::: Material provided :::
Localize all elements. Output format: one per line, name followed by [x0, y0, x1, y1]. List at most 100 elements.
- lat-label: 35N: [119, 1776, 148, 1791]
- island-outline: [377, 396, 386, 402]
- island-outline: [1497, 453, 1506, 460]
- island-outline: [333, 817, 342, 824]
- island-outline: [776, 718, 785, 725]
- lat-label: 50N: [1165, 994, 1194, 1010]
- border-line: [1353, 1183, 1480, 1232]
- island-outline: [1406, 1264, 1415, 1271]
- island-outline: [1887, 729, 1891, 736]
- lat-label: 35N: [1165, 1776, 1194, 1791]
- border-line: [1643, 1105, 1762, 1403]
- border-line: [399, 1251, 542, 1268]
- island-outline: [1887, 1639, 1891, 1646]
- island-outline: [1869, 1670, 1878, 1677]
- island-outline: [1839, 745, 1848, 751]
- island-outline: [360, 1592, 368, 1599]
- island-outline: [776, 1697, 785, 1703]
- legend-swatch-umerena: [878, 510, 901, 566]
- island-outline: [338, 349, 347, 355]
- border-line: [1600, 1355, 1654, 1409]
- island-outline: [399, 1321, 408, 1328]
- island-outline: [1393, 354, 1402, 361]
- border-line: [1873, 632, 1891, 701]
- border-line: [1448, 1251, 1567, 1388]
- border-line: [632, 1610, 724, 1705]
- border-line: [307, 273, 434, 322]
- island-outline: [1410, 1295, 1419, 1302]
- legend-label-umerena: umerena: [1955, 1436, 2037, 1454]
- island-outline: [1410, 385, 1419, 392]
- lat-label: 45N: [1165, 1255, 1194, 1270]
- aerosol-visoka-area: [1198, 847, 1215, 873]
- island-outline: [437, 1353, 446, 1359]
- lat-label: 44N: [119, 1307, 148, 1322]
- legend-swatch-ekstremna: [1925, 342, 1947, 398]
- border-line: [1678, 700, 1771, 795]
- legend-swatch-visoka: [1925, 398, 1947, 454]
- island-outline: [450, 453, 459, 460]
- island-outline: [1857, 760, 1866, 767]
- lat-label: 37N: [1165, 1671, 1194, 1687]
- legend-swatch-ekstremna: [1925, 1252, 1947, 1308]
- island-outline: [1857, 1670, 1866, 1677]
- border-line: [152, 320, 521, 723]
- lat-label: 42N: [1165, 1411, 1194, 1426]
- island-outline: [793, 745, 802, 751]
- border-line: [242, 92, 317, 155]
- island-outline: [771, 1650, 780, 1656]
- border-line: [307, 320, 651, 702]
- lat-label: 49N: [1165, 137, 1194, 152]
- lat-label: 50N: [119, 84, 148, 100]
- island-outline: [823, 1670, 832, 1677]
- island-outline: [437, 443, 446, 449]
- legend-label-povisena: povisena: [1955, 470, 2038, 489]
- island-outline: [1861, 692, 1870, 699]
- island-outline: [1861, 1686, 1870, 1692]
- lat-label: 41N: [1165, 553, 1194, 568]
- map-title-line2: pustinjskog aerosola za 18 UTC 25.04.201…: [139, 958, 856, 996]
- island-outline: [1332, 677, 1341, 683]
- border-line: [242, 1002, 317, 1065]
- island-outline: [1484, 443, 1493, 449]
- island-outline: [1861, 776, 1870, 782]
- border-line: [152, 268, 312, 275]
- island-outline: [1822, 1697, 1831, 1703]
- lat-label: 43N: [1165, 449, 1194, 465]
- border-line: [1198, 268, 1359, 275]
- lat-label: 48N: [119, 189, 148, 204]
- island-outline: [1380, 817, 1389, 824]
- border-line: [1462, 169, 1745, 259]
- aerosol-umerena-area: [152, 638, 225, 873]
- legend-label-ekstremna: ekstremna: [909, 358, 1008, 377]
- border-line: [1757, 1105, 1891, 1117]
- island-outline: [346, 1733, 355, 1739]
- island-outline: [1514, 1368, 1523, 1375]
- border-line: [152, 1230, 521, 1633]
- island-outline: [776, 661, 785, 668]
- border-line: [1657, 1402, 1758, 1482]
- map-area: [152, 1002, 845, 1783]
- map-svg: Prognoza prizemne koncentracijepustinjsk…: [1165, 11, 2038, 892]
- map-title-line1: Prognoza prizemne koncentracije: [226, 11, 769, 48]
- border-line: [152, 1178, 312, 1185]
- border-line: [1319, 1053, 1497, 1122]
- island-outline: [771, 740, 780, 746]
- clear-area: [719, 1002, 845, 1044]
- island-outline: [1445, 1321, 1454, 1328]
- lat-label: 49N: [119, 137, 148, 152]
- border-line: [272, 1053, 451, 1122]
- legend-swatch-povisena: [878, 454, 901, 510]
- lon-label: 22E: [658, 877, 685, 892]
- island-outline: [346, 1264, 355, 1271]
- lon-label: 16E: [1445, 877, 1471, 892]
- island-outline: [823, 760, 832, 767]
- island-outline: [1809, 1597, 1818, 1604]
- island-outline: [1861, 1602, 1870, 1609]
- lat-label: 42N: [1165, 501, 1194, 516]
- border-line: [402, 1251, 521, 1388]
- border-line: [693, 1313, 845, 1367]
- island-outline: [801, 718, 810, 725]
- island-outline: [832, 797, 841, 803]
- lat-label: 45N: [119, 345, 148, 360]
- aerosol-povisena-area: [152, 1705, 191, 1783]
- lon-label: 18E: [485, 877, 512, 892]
:::
### Requirements
Reproduce every line of the records above word for word, keeping their original order.

### Answer to the task
Localize all elements. Output format: one per line, name followed by [x0, y0, x1, y1]. List at most 100 elements.
- lat-label: 35N: [119, 1776, 148, 1791]
- island-outline: [377, 396, 386, 402]
- island-outline: [1497, 453, 1506, 460]
- island-outline: [333, 817, 342, 824]
- island-outline: [776, 718, 785, 725]
- lat-label: 50N: [1165, 994, 1194, 1010]
- border-line: [1353, 1183, 1480, 1232]
- island-outline: [1406, 1264, 1415, 1271]
- island-outline: [1887, 729, 1891, 736]
- lat-label: 35N: [1165, 1776, 1194, 1791]
- border-line: [1643, 1105, 1762, 1403]
- border-line: [399, 1251, 542, 1268]
- island-outline: [1887, 1639, 1891, 1646]
- island-outline: [1869, 1670, 1878, 1677]
- island-outline: [1839, 745, 1848, 751]
- island-outline: [360, 1592, 368, 1599]
- island-outline: [776, 1697, 785, 1703]
- legend-swatch-umerena: [878, 510, 901, 566]
- island-outline: [338, 349, 347, 355]
- border-line: [1600, 1355, 1654, 1409]
- island-outline: [399, 1321, 408, 1328]
- island-outline: [1393, 354, 1402, 361]
- border-line: [1873, 632, 1891, 701]
- border-line: [1448, 1251, 1567, 1388]
- border-line: [632, 1610, 724, 1705]
- border-line: [307, 273, 434, 322]
- island-outline: [1410, 1295, 1419, 1302]
- legend-label-umerena: umerena: [1955, 1436, 2037, 1454]
- island-outline: [1410, 385, 1419, 392]
- lat-label: 45N: [1165, 1255, 1194, 1270]
- aerosol-visoka-area: [1198, 847, 1215, 873]
- island-outline: [437, 1353, 446, 1359]
- lat-label: 44N: [119, 1307, 148, 1322]
- legend-swatch-ekstremna: [1925, 342, 1947, 398]
- border-line: [1678, 700, 1771, 795]
- legend-swatch-visoka: [1925, 398, 1947, 454]
- island-outline: [450, 453, 459, 460]
- island-outline: [1857, 760, 1866, 767]
- lat-label: 37N: [1165, 1671, 1194, 1687]
- legend-swatch-ekstremna: [1925, 1252, 1947, 1308]
- island-outline: [1857, 1670, 1866, 1677]
- border-line: [152, 320, 521, 723]
- lat-label: 42N: [1165, 1411, 1194, 1426]
- island-outline: [793, 745, 802, 751]
- border-line: [242, 92, 317, 155]
- island-outline: [771, 1650, 780, 1656]
- border-line: [307, 320, 651, 702]
- lat-label: 49N: [1165, 137, 1194, 152]
- lat-label: 50N: [119, 84, 148, 100]
- island-outline: [823, 1670, 832, 1677]
- island-outline: [437, 443, 446, 449]
- legend-label-povisena: povisena: [1955, 470, 2038, 489]
- island-outline: [1861, 692, 1870, 699]
- island-outline: [1861, 1686, 1870, 1692]
- lat-label: 41N: [1165, 553, 1194, 568]
- map-title-line2: pustinjskog aerosola za 18 UTC 25.04.201…: [139, 958, 856, 996]
- island-outline: [1332, 677, 1341, 683]
- border-line: [242, 1002, 317, 1065]
- island-outline: [1484, 443, 1493, 449]
- island-outline: [1861, 776, 1870, 782]
- border-line: [152, 268, 312, 275]
- island-outline: [1822, 1697, 1831, 1703]
- lat-label: 43N: [1165, 449, 1194, 465]
- border-line: [1198, 268, 1359, 275]
- lat-label: 48N: [119, 189, 148, 204]
- island-outline: [1380, 817, 1389, 824]
- border-line: [1462, 169, 1745, 259]
- aerosol-umerena-area: [152, 638, 225, 873]
- legend-label-ekstremna: ekstremna: [909, 358, 1008, 377]
- border-line: [1757, 1105, 1891, 1117]
- island-outline: [346, 1733, 355, 1739]
- island-outline: [1514, 1368, 1523, 1375]
- border-line: [152, 1230, 521, 1633]
- island-outline: [776, 661, 785, 668]
- border-line: [1657, 1402, 1758, 1482]
- map-area: [152, 1002, 845, 1783]
- map-svg: Prognoza prizemne koncentracijepustinjsk…: [1165, 11, 2038, 892]
- map-title-line1: Prognoza prizemne koncentracije: [226, 11, 769, 48]
- border-line: [152, 1178, 312, 1185]
- border-line: [1319, 1053, 1497, 1122]
- island-outline: [771, 740, 780, 746]
- clear-area: [719, 1002, 845, 1044]
- island-outline: [1445, 1321, 1454, 1328]
- lat-label: 49N: [119, 137, 148, 152]
- border-line: [272, 1053, 451, 1122]
- legend-swatch-povisena: [878, 454, 901, 510]
- lon-label: 22E: [658, 877, 685, 892]
- island-outline: [346, 1264, 355, 1271]
- lon-label: 16E: [1445, 877, 1471, 892]
- island-outline: [823, 760, 832, 767]
- island-outline: [1809, 1597, 1818, 1604]
- island-outline: [1861, 1602, 1870, 1609]
- lat-label: 42N: [1165, 501, 1194, 516]
- border-line: [402, 1251, 521, 1388]
- border-line: [693, 1313, 845, 1367]
- island-outline: [801, 718, 810, 725]
- island-outline: [832, 797, 841, 803]
- lat-label: 45N: [119, 345, 148, 360]
- aerosol-povisena-area: [152, 1705, 191, 1783]
- lon-label: 18E: [485, 877, 512, 892]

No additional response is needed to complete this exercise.